**Material provided**
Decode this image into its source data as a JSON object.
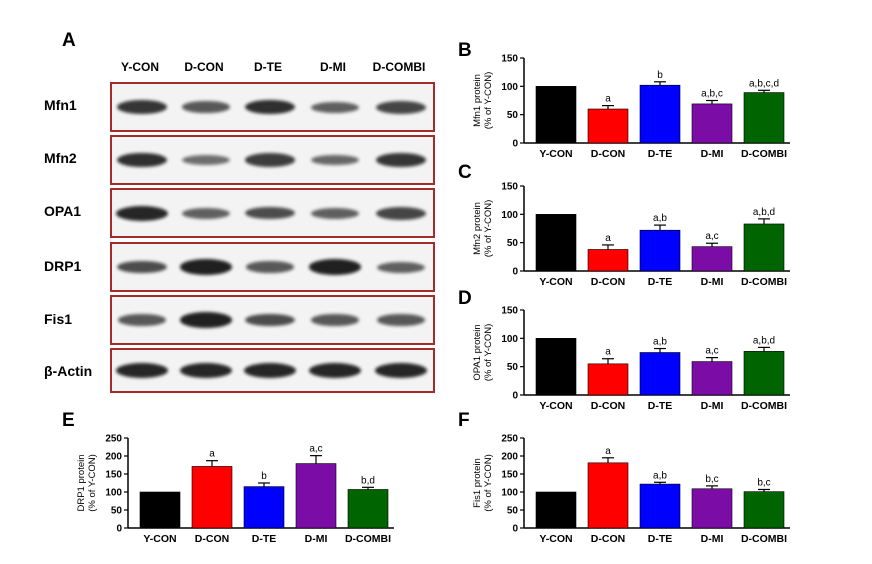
{
  "figure": {
    "panel_a": {
      "letter": "A",
      "lanes": [
        "Y-CON",
        "D-CON",
        "D-TE",
        "D-MI",
        "D-COMBI"
      ],
      "blots": [
        {
          "label": "Mfn1",
          "intensities": [
            0.8,
            0.55,
            0.85,
            0.5,
            0.7
          ]
        },
        {
          "label": "Mfn2",
          "intensities": [
            0.85,
            0.4,
            0.75,
            0.45,
            0.8
          ]
        },
        {
          "label": "OPA1",
          "intensities": [
            0.9,
            0.5,
            0.65,
            0.5,
            0.7
          ]
        },
        {
          "label": "DRP1",
          "intensities": [
            0.65,
            0.95,
            0.55,
            0.95,
            0.5
          ]
        },
        {
          "label": "Fis1",
          "intensities": [
            0.55,
            0.95,
            0.65,
            0.55,
            0.55
          ]
        },
        {
          "label": "β-Actin",
          "intensities": [
            0.9,
            0.9,
            0.9,
            0.9,
            0.9
          ]
        }
      ]
    }
  },
  "chart_data": [
    {
      "panel": "B",
      "type": "bar",
      "categories": [
        "Y-CON",
        "D-CON",
        "D-TE",
        "D-MI",
        "D-COMBI"
      ],
      "values": [
        100,
        60,
        102,
        69,
        89
      ],
      "errors": [
        0,
        6,
        6,
        6,
        4
      ],
      "annotations": [
        "",
        "a",
        "b",
        "a,b,c",
        "a,b,c,d"
      ],
      "ylabel": [
        "Mfn1 protein",
        "(% of Y-CON)"
      ],
      "ylim": [
        0,
        150
      ],
      "yticks": [
        0,
        50,
        100,
        150
      ],
      "colors": [
        "#000000",
        "#ff0000",
        "#0000ff",
        "#7b0da6",
        "#006400"
      ]
    },
    {
      "panel": "C",
      "type": "bar",
      "categories": [
        "Y-CON",
        "D-CON",
        "D-TE",
        "D-MI",
        "D-COMBI"
      ],
      "values": [
        100,
        38,
        72,
        43,
        83
      ],
      "errors": [
        0,
        8,
        9,
        6,
        9
      ],
      "annotations": [
        "",
        "a",
        "a,b",
        "a,c",
        "a,b,d"
      ],
      "ylabel": [
        "Mfn2 protein",
        "(% of Y-CON)"
      ],
      "ylim": [
        0,
        150
      ],
      "yticks": [
        0,
        50,
        100,
        150
      ],
      "colors": [
        "#000000",
        "#ff0000",
        "#0000ff",
        "#7b0da6",
        "#006400"
      ]
    },
    {
      "panel": "D",
      "type": "bar",
      "categories": [
        "Y-CON",
        "D-CON",
        "D-TE",
        "D-MI",
        "D-COMBI"
      ],
      "values": [
        100,
        55,
        75,
        59,
        77
      ],
      "errors": [
        0,
        9,
        7,
        7,
        7
      ],
      "annotations": [
        "",
        "a",
        "a,b",
        "a,c",
        "a,b,d"
      ],
      "ylabel": [
        "OPA1 protein",
        "(% of Y-CON)"
      ],
      "ylim": [
        0,
        150
      ],
      "yticks": [
        0,
        50,
        100,
        150
      ],
      "colors": [
        "#000000",
        "#ff0000",
        "#0000ff",
        "#7b0da6",
        "#006400"
      ]
    },
    {
      "panel": "E",
      "type": "bar",
      "categories": [
        "Y-CON",
        "D-CON",
        "D-TE",
        "D-MI",
        "D-COMBI"
      ],
      "values": [
        100,
        171,
        115,
        179,
        107
      ],
      "errors": [
        0,
        16,
        10,
        22,
        6
      ],
      "annotations": [
        "",
        "a",
        "b",
        "a,c",
        "b,d"
      ],
      "ylabel": [
        "DRP1 protein",
        "(% of Y-CON)"
      ],
      "ylim": [
        0,
        250
      ],
      "yticks": [
        0,
        50,
        100,
        150,
        200,
        250
      ],
      "colors": [
        "#000000",
        "#ff0000",
        "#0000ff",
        "#7b0da6",
        "#006400"
      ]
    },
    {
      "panel": "F",
      "type": "bar",
      "categories": [
        "Y-CON",
        "D-CON",
        "D-TE",
        "D-MI",
        "D-COMBI"
      ],
      "values": [
        100,
        181,
        122,
        109,
        101
      ],
      "errors": [
        0,
        14,
        5,
        8,
        6
      ],
      "annotations": [
        "",
        "a",
        "a,b",
        "b,c",
        "b,c"
      ],
      "ylabel": [
        "Fis1 protein",
        "(% of Y-CON)"
      ],
      "ylim": [
        0,
        250
      ],
      "yticks": [
        0,
        50,
        100,
        150,
        200,
        250
      ],
      "colors": [
        "#000000",
        "#ff0000",
        "#0000ff",
        "#7b0da6",
        "#006400"
      ]
    }
  ]
}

**Work to be completed**
Retype each entry above character for character; pictures stay out.

**Written response**
Decode this image into its source data as a JSON object.
{
  "figure": {
    "panel_a": {
      "letter": "A",
      "lanes": [
        "Y-CON",
        "D-CON",
        "D-TE",
        "D-MI",
        "D-COMBI"
      ],
      "blots": [
        {
          "label": "Mfn1",
          "intensities": [
            0.8,
            0.55,
            0.85,
            0.5,
            0.7
          ]
        },
        {
          "label": "Mfn2",
          "intensities": [
            0.85,
            0.4,
            0.75,
            0.45,
            0.8
          ]
        },
        {
          "label": "OPA1",
          "intensities": [
            0.9,
            0.5,
            0.65,
            0.5,
            0.7
          ]
        },
        {
          "label": "DRP1",
          "intensities": [
            0.65,
            0.95,
            0.55,
            0.95,
            0.5
          ]
        },
        {
          "label": "Fis1",
          "intensities": [
            0.55,
            0.95,
            0.65,
            0.55,
            0.55
          ]
        },
        {
          "label": "β-Actin",
          "intensities": [
            0.9,
            0.9,
            0.9,
            0.9,
            0.9
          ]
        }
      ]
    }
  },
  "chart_data": [
    {
      "panel": "B",
      "type": "bar",
      "categories": [
        "Y-CON",
        "D-CON",
        "D-TE",
        "D-MI",
        "D-COMBI"
      ],
      "values": [
        100,
        60,
        102,
        69,
        89
      ],
      "errors": [
        0,
        6,
        6,
        6,
        4
      ],
      "annotations": [
        "",
        "a",
        "b",
        "a,b,c",
        "a,b,c,d"
      ],
      "ylabel": [
        "Mfn1 protein",
        "(% of Y-CON)"
      ],
      "ylim": [
        0,
        150
      ],
      "yticks": [
        0,
        50,
        100,
        150
      ],
      "colors": [
        "#000000",
        "#ff0000",
        "#0000ff",
        "#7b0da6",
        "#006400"
      ]
    },
    {
      "panel": "C",
      "type": "bar",
      "categories": [
        "Y-CON",
        "D-CON",
        "D-TE",
        "D-MI",
        "D-COMBI"
      ],
      "values": [
        100,
        38,
        72,
        43,
        83
      ],
      "errors": [
        0,
        8,
        9,
        6,
        9
      ],
      "annotations": [
        "",
        "a",
        "a,b",
        "a,c",
        "a,b,d"
      ],
      "ylabel": [
        "Mfn2 protein",
        "(% of Y-CON)"
      ],
      "ylim": [
        0,
        150
      ],
      "yticks": [
        0,
        50,
        100,
        150
      ],
      "colors": [
        "#000000",
        "#ff0000",
        "#0000ff",
        "#7b0da6",
        "#006400"
      ]
    },
    {
      "panel": "D",
      "type": "bar",
      "categories": [
        "Y-CON",
        "D-CON",
        "D-TE",
        "D-MI",
        "D-COMBI"
      ],
      "values": [
        100,
        55,
        75,
        59,
        77
      ],
      "errors": [
        0,
        9,
        7,
        7,
        7
      ],
      "annotations": [
        "",
        "a",
        "a,b",
        "a,c",
        "a,b,d"
      ],
      "ylabel": [
        "OPA1 protein",
        "(% of Y-CON)"
      ],
      "ylim": [
        0,
        150
      ],
      "yticks": [
        0,
        50,
        100,
        150
      ],
      "colors": [
        "#000000",
        "#ff0000",
        "#0000ff",
        "#7b0da6",
        "#006400"
      ]
    },
    {
      "panel": "E",
      "type": "bar",
      "categories": [
        "Y-CON",
        "D-CON",
        "D-TE",
        "D-MI",
        "D-COMBI"
      ],
      "values": [
        100,
        171,
        115,
        179,
        107
      ],
      "errors": [
        0,
        16,
        10,
        22,
        6
      ],
      "annotations": [
        "",
        "a",
        "b",
        "a,c",
        "b,d"
      ],
      "ylabel": [
        "DRP1 protein",
        "(% of Y-CON)"
      ],
      "ylim": [
        0,
        250
      ],
      "yticks": [
        0,
        50,
        100,
        150,
        200,
        250
      ],
      "colors": [
        "#000000",
        "#ff0000",
        "#0000ff",
        "#7b0da6",
        "#006400"
      ]
    },
    {
      "panel": "F",
      "type": "bar",
      "categories": [
        "Y-CON",
        "D-CON",
        "D-TE",
        "D-MI",
        "D-COMBI"
      ],
      "values": [
        100,
        181,
        122,
        109,
        101
      ],
      "errors": [
        0,
        14,
        5,
        8,
        6
      ],
      "annotations": [
        "",
        "a",
        "a,b",
        "b,c",
        "b,c"
      ],
      "ylabel": [
        "Fis1 protein",
        "(% of Y-CON)"
      ],
      "ylim": [
        0,
        250
      ],
      "yticks": [
        0,
        50,
        100,
        150,
        200,
        250
      ],
      "colors": [
        "#000000",
        "#ff0000",
        "#0000ff",
        "#7b0da6",
        "#006400"
      ]
    }
  ]
}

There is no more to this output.